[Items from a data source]
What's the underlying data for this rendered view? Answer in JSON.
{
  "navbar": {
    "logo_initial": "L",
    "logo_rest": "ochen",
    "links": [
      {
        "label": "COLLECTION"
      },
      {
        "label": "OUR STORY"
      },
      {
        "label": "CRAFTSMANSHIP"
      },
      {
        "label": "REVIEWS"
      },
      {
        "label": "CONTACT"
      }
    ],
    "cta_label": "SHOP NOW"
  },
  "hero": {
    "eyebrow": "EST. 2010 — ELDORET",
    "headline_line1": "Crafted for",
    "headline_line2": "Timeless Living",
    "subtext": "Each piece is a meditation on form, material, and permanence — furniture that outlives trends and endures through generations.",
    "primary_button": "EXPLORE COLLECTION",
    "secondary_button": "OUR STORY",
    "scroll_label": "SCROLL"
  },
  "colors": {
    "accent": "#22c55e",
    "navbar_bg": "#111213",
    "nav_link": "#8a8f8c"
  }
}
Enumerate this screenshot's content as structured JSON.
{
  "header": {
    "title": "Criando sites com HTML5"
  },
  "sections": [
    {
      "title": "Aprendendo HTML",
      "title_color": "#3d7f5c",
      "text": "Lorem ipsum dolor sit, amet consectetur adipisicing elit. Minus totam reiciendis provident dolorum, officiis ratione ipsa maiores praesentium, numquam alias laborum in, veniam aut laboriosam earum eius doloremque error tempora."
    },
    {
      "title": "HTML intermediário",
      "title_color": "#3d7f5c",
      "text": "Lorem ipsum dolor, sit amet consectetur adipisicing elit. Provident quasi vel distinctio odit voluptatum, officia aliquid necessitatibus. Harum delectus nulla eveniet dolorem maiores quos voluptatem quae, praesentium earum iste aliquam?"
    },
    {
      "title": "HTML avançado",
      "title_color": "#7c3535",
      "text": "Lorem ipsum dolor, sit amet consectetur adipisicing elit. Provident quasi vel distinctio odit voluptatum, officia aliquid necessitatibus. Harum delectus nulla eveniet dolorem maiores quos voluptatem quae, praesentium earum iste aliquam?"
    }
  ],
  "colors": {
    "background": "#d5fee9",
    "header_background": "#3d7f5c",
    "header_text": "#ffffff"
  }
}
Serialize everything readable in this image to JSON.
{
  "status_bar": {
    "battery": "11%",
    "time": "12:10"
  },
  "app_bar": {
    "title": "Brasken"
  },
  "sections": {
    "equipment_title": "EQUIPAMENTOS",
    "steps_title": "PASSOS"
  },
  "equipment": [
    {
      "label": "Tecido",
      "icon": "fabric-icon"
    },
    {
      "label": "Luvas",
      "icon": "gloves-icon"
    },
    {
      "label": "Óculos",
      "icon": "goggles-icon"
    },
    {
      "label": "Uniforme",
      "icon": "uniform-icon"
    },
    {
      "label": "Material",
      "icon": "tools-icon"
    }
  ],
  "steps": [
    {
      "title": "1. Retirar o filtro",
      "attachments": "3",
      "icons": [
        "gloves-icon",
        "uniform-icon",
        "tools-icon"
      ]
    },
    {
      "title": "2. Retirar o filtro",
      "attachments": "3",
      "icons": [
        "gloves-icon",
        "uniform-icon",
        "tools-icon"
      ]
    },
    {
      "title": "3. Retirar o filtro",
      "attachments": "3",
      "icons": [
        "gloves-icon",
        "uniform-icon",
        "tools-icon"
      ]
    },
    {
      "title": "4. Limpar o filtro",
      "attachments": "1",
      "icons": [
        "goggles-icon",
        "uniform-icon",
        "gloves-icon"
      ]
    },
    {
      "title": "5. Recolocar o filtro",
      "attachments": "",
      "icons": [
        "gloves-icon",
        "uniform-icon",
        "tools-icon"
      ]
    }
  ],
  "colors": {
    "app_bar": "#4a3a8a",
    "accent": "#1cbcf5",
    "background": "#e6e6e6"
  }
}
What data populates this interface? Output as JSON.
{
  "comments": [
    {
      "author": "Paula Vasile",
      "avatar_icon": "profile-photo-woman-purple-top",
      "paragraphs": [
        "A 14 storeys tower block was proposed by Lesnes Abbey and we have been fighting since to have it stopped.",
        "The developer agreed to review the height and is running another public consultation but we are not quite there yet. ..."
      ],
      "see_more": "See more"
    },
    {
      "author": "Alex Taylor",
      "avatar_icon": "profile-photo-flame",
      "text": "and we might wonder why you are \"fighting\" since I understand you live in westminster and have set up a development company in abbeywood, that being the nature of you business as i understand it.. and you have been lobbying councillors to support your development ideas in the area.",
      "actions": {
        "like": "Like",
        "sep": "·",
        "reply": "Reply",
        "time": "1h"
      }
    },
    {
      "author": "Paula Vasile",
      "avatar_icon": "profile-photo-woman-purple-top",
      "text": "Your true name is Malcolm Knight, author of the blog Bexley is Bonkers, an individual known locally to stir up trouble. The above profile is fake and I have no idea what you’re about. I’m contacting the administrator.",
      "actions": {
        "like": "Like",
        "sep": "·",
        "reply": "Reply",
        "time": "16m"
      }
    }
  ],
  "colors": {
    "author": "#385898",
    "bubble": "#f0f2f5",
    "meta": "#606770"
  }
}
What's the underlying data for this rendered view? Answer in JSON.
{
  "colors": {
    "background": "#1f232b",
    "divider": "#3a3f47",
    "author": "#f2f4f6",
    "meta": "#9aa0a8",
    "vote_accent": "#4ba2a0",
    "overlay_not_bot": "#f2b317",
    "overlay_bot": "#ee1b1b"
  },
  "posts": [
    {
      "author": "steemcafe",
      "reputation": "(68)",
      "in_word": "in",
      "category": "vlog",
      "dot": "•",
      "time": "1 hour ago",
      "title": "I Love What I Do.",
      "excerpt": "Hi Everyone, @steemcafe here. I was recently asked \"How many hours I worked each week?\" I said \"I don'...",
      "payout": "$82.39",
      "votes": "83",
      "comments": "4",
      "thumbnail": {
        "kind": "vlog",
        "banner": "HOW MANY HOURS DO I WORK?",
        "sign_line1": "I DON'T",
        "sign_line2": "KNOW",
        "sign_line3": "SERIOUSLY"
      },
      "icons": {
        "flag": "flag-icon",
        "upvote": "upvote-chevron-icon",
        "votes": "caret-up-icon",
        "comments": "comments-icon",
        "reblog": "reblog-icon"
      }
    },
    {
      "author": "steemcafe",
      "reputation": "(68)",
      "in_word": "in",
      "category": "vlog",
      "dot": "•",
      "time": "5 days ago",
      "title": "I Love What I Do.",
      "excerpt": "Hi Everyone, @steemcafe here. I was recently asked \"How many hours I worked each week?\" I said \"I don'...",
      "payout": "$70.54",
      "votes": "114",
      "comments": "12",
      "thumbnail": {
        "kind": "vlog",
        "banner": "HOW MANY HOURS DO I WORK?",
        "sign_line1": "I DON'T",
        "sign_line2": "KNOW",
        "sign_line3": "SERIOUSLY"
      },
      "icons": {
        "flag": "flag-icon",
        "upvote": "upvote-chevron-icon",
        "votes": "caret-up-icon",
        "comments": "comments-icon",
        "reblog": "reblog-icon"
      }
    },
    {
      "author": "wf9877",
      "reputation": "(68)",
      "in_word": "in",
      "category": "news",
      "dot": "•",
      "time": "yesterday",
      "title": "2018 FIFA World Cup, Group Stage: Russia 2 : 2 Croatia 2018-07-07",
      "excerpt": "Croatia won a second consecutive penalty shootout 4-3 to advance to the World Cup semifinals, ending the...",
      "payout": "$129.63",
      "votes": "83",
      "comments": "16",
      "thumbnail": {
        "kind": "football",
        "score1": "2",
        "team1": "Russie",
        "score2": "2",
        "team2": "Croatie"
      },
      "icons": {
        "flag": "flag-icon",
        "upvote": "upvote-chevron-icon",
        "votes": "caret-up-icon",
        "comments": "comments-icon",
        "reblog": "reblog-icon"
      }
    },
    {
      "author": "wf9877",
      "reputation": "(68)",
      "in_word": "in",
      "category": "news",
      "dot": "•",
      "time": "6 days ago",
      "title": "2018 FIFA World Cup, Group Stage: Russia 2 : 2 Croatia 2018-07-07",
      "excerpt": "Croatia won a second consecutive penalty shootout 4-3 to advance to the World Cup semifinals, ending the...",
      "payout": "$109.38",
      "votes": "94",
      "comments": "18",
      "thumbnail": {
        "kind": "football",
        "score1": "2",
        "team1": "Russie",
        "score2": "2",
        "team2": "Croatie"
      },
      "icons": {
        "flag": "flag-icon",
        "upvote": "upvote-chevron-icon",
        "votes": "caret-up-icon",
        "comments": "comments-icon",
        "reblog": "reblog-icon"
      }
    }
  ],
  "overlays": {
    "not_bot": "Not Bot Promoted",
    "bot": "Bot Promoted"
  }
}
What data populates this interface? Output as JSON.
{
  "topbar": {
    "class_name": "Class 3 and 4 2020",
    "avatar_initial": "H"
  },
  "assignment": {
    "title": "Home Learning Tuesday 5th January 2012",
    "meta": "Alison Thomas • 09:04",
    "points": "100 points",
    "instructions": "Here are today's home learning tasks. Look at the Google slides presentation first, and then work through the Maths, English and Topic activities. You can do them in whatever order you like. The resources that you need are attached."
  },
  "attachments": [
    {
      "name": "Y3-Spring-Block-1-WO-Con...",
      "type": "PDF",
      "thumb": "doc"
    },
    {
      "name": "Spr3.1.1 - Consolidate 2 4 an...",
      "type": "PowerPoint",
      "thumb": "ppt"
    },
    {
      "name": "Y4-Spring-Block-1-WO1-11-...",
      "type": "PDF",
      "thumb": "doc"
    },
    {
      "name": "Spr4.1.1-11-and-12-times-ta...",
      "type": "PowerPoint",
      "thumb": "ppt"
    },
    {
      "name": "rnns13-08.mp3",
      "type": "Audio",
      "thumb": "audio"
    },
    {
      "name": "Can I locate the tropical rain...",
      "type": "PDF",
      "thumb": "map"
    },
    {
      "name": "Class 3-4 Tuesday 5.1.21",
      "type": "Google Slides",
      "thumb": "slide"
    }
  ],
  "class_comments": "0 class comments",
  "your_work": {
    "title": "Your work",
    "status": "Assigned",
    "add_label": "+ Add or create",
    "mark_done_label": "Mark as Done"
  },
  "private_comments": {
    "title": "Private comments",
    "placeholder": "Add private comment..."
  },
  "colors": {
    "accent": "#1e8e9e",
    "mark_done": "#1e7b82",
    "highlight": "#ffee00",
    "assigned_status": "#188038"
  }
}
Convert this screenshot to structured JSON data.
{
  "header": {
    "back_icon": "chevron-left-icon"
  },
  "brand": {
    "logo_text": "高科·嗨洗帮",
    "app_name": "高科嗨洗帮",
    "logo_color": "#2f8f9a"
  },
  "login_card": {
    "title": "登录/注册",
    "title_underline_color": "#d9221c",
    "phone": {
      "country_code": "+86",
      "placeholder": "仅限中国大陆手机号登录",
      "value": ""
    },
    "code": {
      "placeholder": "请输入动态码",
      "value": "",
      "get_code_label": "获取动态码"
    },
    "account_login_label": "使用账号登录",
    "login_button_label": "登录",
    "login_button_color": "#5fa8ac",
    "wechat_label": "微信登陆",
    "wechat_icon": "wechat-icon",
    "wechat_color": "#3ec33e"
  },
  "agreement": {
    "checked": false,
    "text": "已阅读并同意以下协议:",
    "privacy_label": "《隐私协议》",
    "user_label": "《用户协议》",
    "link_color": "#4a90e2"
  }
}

_WHAT TO DO_
Beginning at the line that contains "Convert this screenshot", retype each line of the listing up to and including the last one, exactly as it stands, and nothing else.

_WORKED ANSWER_
Convert this screenshot to structured JSON data.
{
  "header": {
    "back_icon": "chevron-left-icon"
  },
  "brand": {
    "logo_text": "高科·嗨洗帮",
    "app_name": "高科嗨洗帮",
    "logo_color": "#2f8f9a"
  },
  "login_card": {
    "title": "登录/注册",
    "title_underline_color": "#d9221c",
    "phone": {
      "country_code": "+86",
      "placeholder": "仅限中国大陆手机号登录",
      "value": ""
    },
    "code": {
      "placeholder": "请输入动态码",
      "value": "",
      "get_code_label": "获取动态码"
    },
    "account_login_label": "使用账号登录",
    "login_button_label": "登录",
    "login_button_color": "#5fa8ac",
    "wechat_label": "微信登陆",
    "wechat_icon": "wechat-icon",
    "wechat_color": "#3ec33e"
  },
  "agreement": {
    "checked": false,
    "text": "已阅读并同意以下协议:",
    "privacy_label": "《隐私协议》",
    "user_label": "《用户协议》",
    "link_color": "#4a90e2"
  }
}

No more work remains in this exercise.